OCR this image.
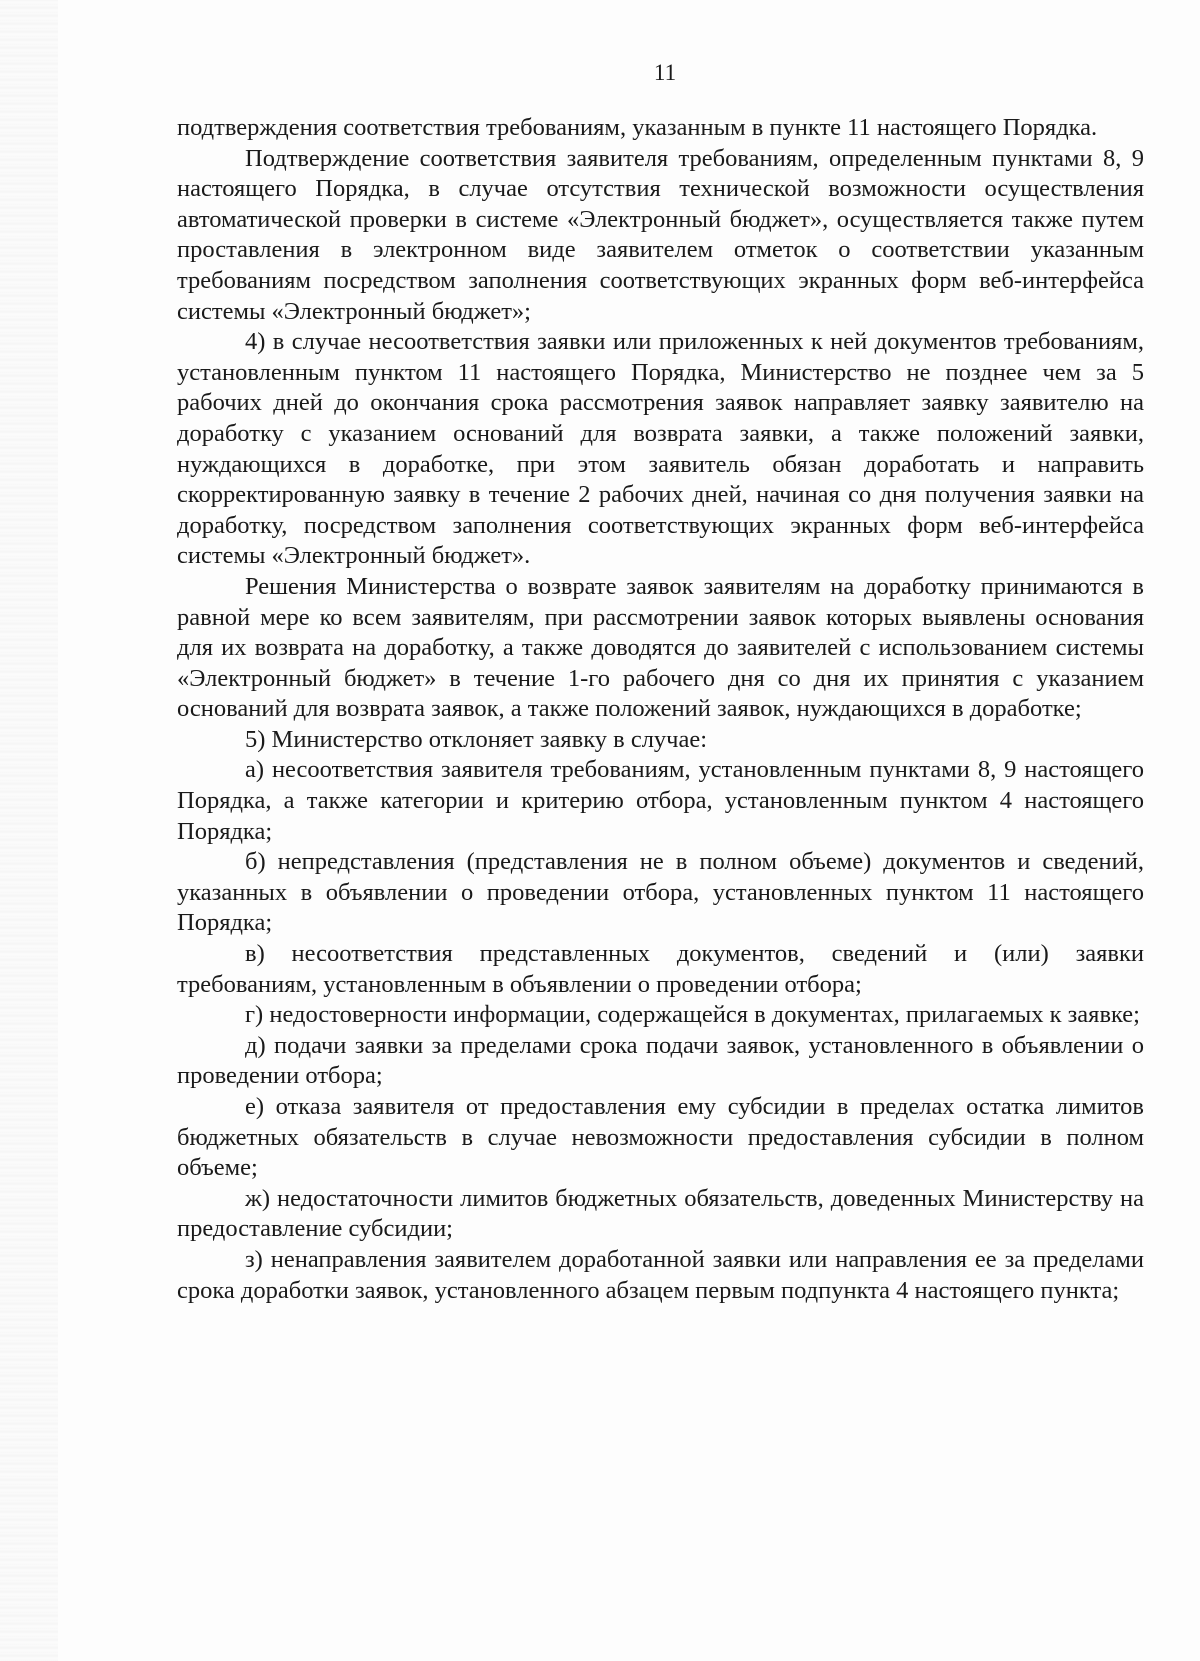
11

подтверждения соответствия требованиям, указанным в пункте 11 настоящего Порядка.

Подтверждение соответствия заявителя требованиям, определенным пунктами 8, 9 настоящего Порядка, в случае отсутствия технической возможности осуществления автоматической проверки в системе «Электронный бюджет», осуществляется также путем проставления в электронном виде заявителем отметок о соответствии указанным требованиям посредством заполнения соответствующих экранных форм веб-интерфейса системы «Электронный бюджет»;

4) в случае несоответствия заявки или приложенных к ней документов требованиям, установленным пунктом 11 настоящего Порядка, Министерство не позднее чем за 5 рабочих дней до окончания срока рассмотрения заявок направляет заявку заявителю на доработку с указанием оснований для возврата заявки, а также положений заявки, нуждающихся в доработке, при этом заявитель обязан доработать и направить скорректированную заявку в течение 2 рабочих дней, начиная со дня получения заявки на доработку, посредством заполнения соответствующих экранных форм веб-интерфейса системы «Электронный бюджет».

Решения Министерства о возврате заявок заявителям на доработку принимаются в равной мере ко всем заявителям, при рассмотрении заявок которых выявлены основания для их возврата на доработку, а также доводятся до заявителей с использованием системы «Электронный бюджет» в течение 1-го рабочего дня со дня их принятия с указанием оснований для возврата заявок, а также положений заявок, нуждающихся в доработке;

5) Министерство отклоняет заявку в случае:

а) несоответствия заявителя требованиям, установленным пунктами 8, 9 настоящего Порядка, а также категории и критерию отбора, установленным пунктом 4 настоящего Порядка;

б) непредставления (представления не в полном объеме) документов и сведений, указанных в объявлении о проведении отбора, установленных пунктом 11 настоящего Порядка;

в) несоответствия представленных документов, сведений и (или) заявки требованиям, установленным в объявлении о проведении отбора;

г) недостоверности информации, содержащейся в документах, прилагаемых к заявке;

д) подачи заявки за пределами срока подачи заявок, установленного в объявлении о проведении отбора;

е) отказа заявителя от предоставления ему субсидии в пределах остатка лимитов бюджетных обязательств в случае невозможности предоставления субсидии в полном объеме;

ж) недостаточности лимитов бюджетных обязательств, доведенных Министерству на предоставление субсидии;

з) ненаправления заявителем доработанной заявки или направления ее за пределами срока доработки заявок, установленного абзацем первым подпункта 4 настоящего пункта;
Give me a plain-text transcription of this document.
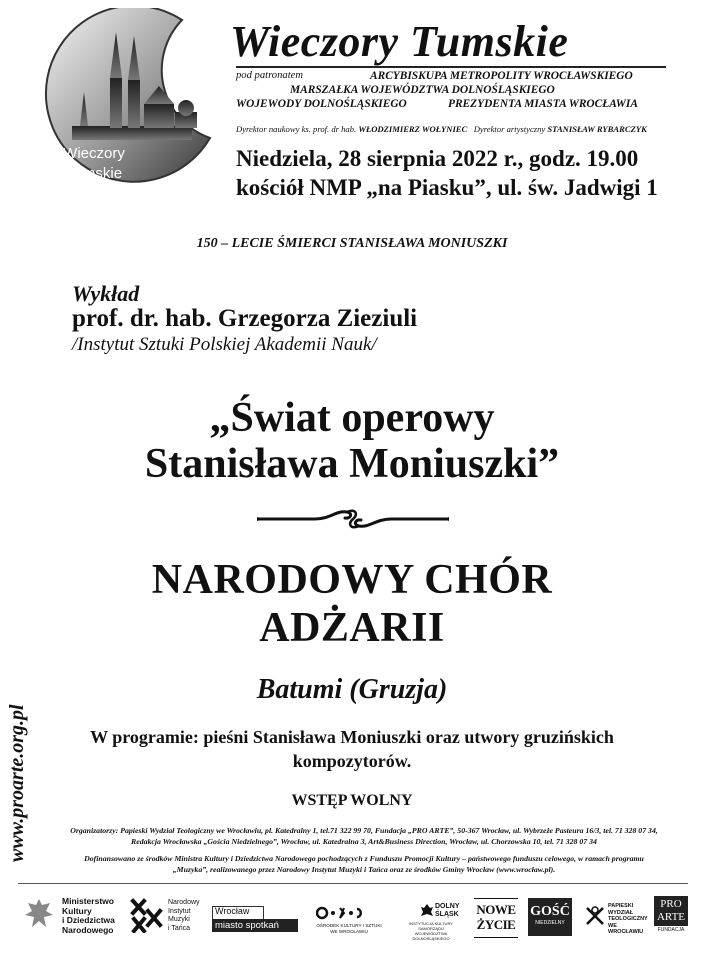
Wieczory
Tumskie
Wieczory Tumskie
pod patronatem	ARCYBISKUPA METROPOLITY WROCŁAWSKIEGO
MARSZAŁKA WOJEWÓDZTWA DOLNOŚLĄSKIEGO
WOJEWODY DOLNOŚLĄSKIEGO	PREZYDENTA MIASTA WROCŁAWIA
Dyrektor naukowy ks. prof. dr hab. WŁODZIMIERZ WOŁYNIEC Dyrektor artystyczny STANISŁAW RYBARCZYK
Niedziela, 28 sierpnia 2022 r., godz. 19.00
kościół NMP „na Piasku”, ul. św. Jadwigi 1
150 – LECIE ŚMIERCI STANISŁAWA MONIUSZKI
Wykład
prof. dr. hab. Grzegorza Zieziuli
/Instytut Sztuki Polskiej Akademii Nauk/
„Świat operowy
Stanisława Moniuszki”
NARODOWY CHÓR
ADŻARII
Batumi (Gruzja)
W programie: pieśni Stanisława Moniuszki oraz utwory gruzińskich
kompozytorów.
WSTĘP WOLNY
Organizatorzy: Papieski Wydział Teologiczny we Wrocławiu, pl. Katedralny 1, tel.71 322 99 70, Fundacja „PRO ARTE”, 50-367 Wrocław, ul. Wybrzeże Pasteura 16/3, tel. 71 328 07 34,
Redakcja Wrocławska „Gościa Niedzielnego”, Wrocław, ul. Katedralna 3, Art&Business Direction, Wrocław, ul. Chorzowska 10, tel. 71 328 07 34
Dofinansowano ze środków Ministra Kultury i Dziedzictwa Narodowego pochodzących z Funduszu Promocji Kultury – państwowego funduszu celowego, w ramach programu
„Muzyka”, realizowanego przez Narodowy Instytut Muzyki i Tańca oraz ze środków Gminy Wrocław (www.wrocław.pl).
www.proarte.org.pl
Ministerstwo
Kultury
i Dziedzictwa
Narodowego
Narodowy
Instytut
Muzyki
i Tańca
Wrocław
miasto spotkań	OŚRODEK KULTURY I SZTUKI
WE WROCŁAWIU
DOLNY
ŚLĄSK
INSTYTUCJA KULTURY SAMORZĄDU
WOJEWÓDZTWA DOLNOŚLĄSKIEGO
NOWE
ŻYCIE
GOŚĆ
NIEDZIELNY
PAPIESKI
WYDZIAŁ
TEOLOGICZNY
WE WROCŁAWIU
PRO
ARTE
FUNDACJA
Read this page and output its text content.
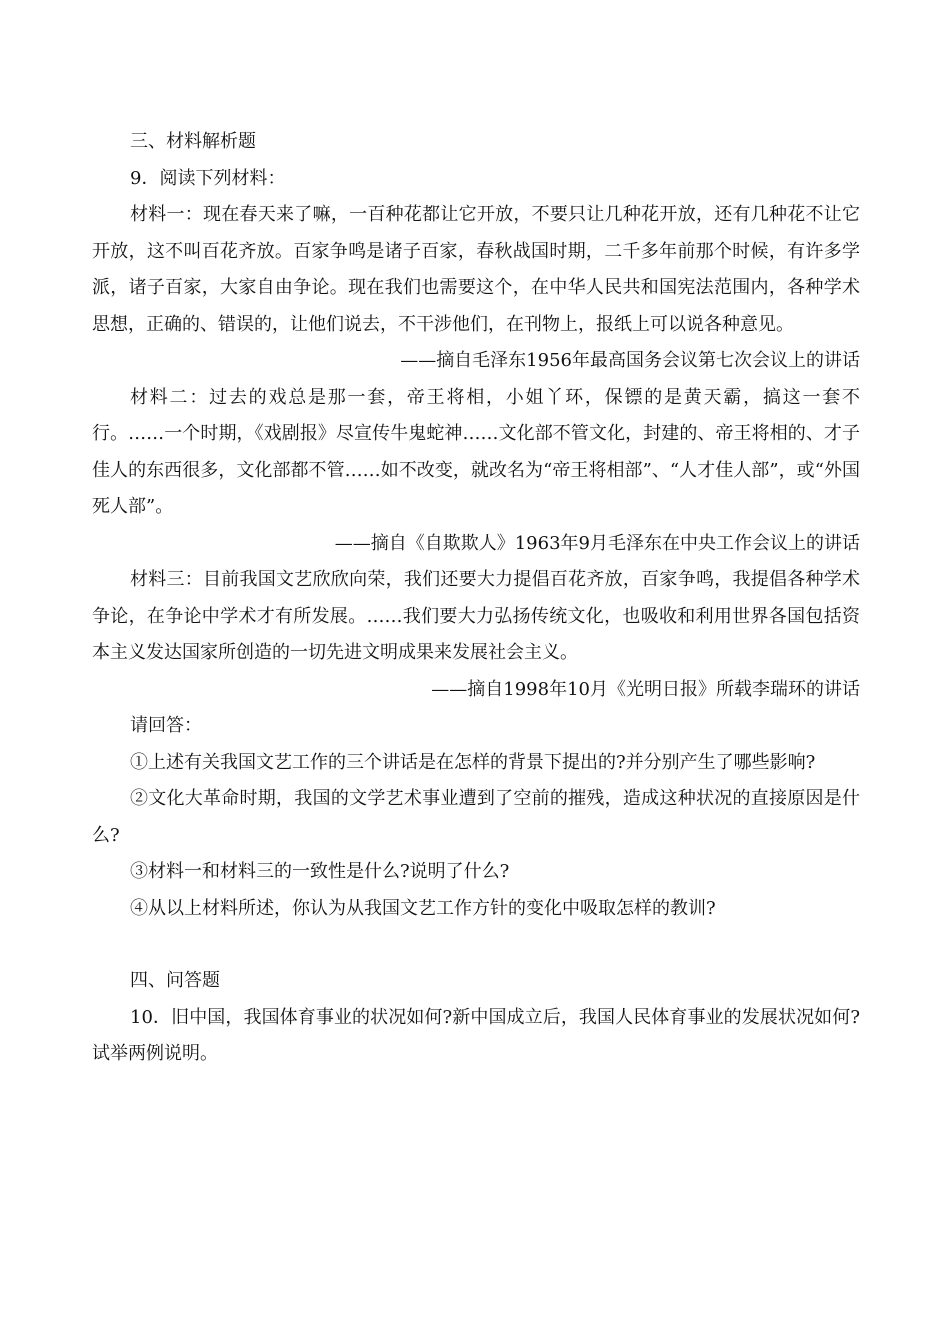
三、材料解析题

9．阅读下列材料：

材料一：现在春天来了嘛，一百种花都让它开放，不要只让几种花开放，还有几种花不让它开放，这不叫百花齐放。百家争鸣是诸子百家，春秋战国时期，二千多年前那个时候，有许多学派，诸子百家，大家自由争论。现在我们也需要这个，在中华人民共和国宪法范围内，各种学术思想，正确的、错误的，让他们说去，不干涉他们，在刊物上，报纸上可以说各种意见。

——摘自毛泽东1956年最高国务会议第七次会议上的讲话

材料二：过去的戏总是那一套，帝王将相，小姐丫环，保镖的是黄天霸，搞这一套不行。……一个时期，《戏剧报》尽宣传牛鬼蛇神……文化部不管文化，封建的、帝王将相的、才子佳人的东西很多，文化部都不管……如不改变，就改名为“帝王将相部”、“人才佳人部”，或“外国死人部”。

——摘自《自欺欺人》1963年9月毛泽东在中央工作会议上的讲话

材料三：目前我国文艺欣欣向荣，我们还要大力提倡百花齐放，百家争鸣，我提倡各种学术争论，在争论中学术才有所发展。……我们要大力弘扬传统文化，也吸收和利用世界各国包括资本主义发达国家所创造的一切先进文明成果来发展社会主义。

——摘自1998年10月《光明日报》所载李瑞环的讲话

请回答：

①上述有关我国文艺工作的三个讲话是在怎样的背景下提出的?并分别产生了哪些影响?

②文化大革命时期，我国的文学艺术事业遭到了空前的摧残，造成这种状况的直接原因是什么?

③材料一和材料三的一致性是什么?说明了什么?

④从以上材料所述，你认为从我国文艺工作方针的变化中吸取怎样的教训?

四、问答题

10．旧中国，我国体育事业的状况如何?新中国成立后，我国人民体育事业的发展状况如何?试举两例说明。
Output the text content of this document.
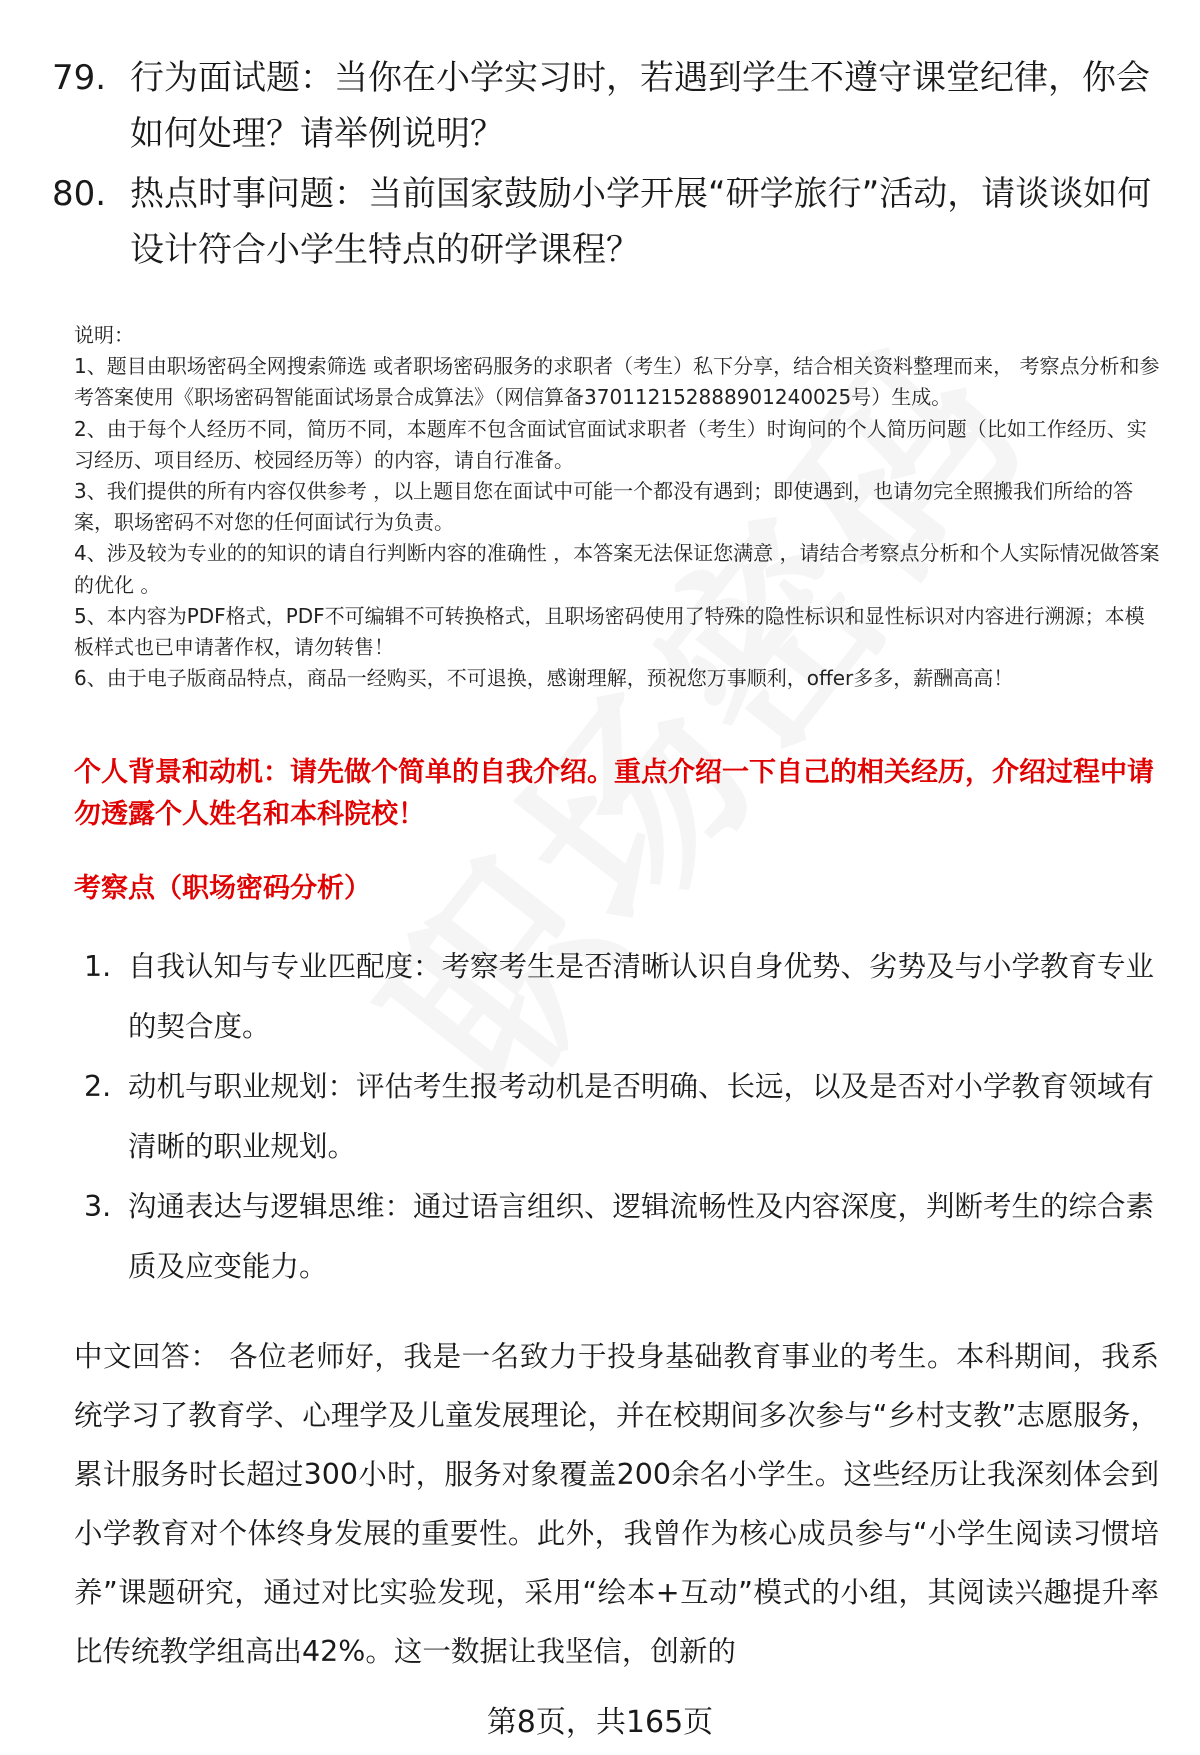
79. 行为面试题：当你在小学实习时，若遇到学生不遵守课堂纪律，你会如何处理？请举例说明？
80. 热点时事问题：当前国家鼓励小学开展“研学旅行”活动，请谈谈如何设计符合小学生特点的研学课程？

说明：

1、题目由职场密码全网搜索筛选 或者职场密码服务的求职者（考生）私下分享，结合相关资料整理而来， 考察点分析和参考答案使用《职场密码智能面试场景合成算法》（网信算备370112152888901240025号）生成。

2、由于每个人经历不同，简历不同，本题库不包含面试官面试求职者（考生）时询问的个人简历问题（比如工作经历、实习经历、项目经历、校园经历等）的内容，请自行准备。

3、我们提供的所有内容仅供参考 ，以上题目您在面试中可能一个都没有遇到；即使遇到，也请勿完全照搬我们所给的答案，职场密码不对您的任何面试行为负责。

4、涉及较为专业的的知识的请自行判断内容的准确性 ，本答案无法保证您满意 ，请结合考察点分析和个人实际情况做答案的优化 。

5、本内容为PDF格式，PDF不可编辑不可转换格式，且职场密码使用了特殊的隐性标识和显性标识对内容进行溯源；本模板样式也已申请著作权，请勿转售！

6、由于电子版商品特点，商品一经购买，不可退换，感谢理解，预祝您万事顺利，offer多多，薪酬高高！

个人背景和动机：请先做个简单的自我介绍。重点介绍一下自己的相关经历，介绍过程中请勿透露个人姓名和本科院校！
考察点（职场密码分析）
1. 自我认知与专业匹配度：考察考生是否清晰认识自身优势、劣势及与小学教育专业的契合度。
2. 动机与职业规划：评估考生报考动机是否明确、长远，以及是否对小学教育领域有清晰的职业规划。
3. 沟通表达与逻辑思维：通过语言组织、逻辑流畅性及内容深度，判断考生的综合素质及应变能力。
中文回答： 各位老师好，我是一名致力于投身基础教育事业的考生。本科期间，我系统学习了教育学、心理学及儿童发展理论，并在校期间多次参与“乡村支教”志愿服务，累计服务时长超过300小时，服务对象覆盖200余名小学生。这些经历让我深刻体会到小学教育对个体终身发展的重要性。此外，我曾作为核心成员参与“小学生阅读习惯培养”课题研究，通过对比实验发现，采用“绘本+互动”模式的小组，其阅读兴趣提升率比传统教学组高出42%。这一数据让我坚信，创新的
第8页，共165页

┄┄┄┄┄┄┄┄┄┄

#### DIRECTIONS:
Report how many lines in the data include the word "объеме", and give nothing but the count.

#### CORRECT RESULT:
2